## [Records from a collection of figures]

::::::::::

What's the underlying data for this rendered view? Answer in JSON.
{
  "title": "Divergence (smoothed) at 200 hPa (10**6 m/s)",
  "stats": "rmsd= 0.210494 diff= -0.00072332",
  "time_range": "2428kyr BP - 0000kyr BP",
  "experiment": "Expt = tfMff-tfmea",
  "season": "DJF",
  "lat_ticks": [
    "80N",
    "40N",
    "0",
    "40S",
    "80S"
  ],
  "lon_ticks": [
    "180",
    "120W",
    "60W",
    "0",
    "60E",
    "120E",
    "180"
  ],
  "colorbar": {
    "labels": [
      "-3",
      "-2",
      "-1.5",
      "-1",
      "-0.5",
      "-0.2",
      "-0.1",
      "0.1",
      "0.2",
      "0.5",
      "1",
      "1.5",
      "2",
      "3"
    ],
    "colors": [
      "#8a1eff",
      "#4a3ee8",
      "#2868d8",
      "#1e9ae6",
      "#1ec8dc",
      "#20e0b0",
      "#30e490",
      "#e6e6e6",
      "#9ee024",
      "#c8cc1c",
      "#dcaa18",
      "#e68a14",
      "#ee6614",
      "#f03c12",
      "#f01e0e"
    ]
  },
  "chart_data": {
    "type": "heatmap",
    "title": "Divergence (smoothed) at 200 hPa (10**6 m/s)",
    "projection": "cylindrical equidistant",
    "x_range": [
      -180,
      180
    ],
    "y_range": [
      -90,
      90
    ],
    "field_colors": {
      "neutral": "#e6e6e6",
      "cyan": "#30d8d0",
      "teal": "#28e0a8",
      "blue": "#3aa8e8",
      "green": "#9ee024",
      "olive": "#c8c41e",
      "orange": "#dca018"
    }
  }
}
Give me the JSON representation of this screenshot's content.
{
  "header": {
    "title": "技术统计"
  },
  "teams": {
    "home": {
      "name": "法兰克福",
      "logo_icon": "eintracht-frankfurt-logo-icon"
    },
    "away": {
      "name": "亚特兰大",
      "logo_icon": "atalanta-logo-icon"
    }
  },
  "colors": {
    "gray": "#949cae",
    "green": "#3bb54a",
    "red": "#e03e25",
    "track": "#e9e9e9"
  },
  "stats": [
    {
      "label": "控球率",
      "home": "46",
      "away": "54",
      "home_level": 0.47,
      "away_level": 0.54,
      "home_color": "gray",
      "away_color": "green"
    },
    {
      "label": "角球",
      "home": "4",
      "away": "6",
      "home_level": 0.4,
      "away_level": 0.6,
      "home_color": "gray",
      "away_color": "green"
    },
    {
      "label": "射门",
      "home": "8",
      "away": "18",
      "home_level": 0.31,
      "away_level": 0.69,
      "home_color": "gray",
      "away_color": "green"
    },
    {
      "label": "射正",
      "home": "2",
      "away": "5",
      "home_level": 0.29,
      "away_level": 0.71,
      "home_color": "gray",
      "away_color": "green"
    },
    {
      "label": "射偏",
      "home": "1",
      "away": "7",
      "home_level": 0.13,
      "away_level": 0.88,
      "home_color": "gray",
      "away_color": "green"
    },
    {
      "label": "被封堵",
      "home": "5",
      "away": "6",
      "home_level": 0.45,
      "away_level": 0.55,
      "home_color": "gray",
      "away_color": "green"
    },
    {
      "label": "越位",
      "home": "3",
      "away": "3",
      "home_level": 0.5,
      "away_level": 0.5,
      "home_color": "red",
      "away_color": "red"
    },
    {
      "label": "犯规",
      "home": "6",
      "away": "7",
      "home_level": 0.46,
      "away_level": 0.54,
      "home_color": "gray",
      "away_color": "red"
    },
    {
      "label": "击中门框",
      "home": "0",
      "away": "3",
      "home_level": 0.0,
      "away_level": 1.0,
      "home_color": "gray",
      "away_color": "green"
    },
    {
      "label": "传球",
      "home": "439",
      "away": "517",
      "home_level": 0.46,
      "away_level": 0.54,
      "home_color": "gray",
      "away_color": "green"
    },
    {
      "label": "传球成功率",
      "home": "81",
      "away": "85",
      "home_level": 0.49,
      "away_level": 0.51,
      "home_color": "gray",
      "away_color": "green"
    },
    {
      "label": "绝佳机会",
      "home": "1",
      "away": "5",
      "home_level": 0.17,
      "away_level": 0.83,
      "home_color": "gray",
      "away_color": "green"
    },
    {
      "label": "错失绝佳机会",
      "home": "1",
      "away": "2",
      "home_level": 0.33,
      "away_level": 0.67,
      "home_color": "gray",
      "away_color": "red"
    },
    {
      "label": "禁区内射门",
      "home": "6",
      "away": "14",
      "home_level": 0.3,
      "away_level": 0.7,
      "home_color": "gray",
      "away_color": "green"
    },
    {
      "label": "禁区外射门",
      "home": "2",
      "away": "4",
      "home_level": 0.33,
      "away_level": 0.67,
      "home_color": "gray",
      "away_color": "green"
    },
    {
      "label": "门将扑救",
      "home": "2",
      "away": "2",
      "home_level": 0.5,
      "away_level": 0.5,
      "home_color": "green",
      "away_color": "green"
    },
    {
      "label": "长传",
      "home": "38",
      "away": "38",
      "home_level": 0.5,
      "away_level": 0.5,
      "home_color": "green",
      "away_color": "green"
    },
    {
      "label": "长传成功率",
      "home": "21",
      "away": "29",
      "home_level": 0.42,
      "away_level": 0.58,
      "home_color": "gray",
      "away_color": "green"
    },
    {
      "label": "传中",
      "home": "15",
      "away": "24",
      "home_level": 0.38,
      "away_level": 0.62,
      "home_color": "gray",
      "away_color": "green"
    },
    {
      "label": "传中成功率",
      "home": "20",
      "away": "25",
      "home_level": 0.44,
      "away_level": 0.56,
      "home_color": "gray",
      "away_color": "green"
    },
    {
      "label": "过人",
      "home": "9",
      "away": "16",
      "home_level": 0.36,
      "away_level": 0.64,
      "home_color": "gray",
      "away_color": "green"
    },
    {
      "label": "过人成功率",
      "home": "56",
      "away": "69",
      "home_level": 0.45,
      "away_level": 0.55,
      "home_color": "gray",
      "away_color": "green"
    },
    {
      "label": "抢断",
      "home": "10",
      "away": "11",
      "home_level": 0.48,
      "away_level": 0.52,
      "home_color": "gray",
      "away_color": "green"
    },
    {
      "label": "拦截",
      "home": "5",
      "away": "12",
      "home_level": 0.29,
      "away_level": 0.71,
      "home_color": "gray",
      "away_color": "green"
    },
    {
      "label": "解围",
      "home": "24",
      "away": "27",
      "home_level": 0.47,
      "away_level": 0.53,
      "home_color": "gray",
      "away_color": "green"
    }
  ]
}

::::::::::

## [Aim]
Give the count of lines in the records that contain "this", and no other text.

## [Worked answer]
2